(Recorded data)
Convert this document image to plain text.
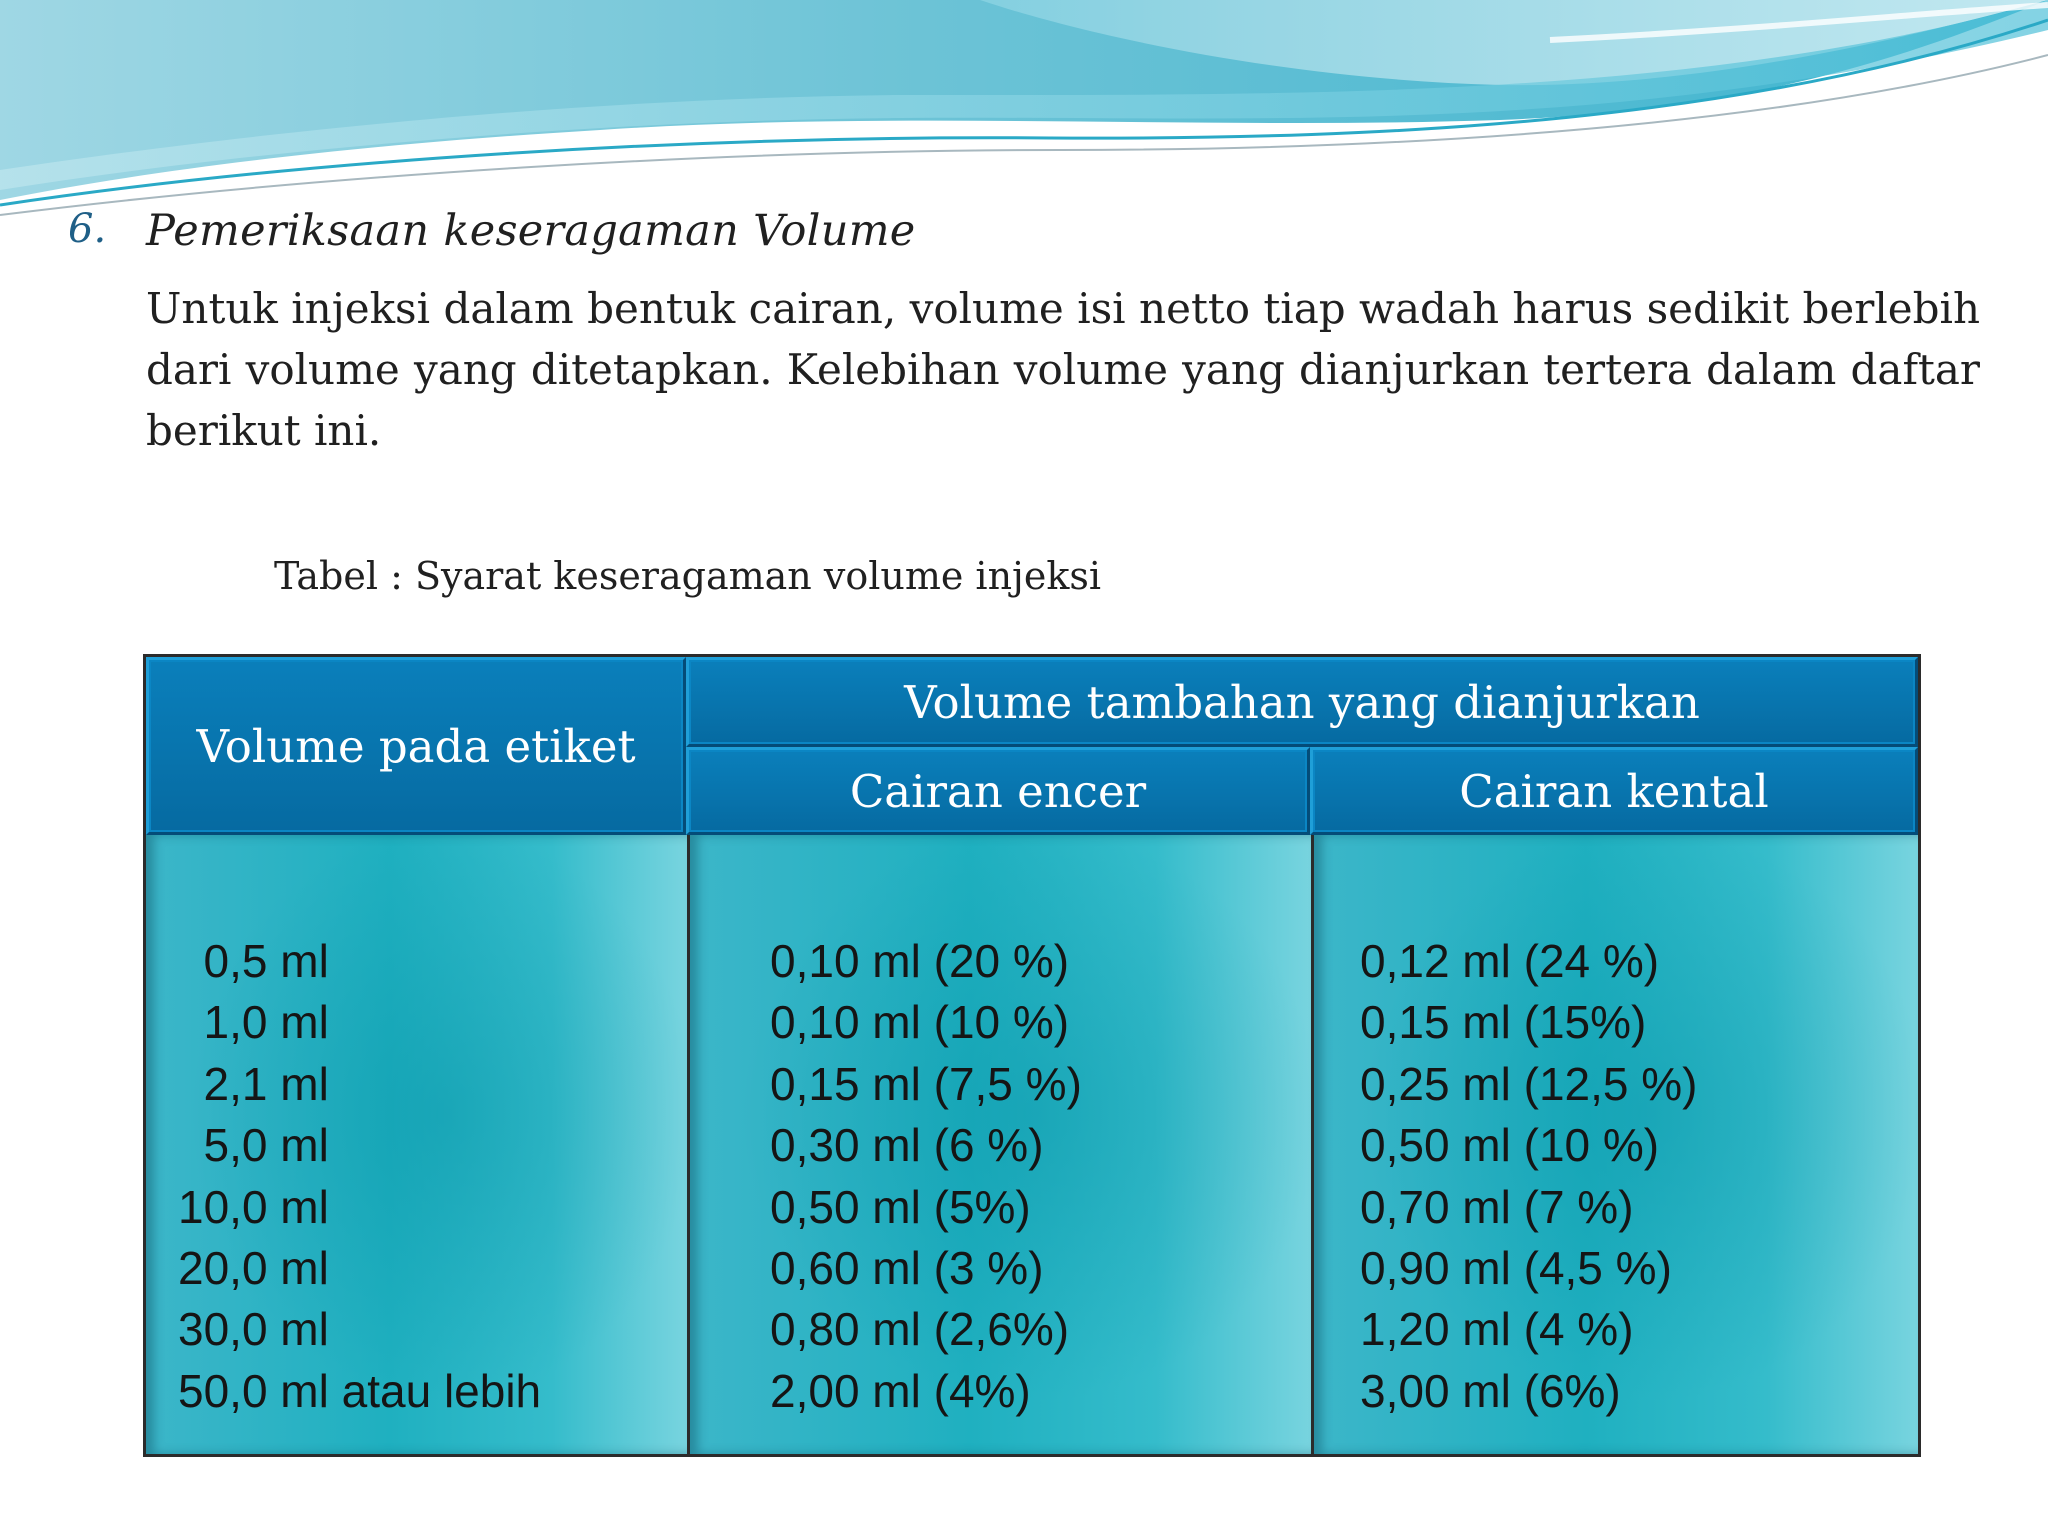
6. Pemeriksaan keseragaman Volume

Untuk injeksi dalam bentuk cairan, volume isi netto tiap wadah harus sedikit berlebih dari volume yang ditetapkan. Kelebihan volume yang dianjurkan tertera dalam daftar berikut ini.

Tabel : Syarat keseragaman volume injeksi
Volume pada etiket
Volume tambahan yang dianjurkan
Cairan encer	Cairan kental
0,5 ml
1,0 ml
2,1 ml
5,0 ml
10,0 ml
20,0 ml
30,0 ml
50,0 ml atau lebih
0,10 ml (20 %)
0,10 ml (10 %)
0,15 ml (7,5 %)
0,30 ml (6 %)
0,50 ml (5%)
0,60 ml (3 %)
0,80 ml (2,6%)
2,00 ml (4%)
0,12 ml (24 %)
0,15 ml (15%)
0,25 ml (12,5 %)
0,50 ml (10 %)
0,70 ml (7 %)
0,90 ml (4,5 %)
1,20 ml (4 %)
3,00 ml (6%)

▶ **Stated problem**:
In the entries above, find lines with "injeksi" and copy each.

▶ **Exercise answer**:
Untuk injeksi dalam bentuk cairan, volume isi netto tiap wadah harus sedikit berlebih dari volume yang ditetapkan. Kelebihan volume yang dianjurkan tertera dalam daftar berikut ini.
Tabel : Syarat keseragaman volume injeksi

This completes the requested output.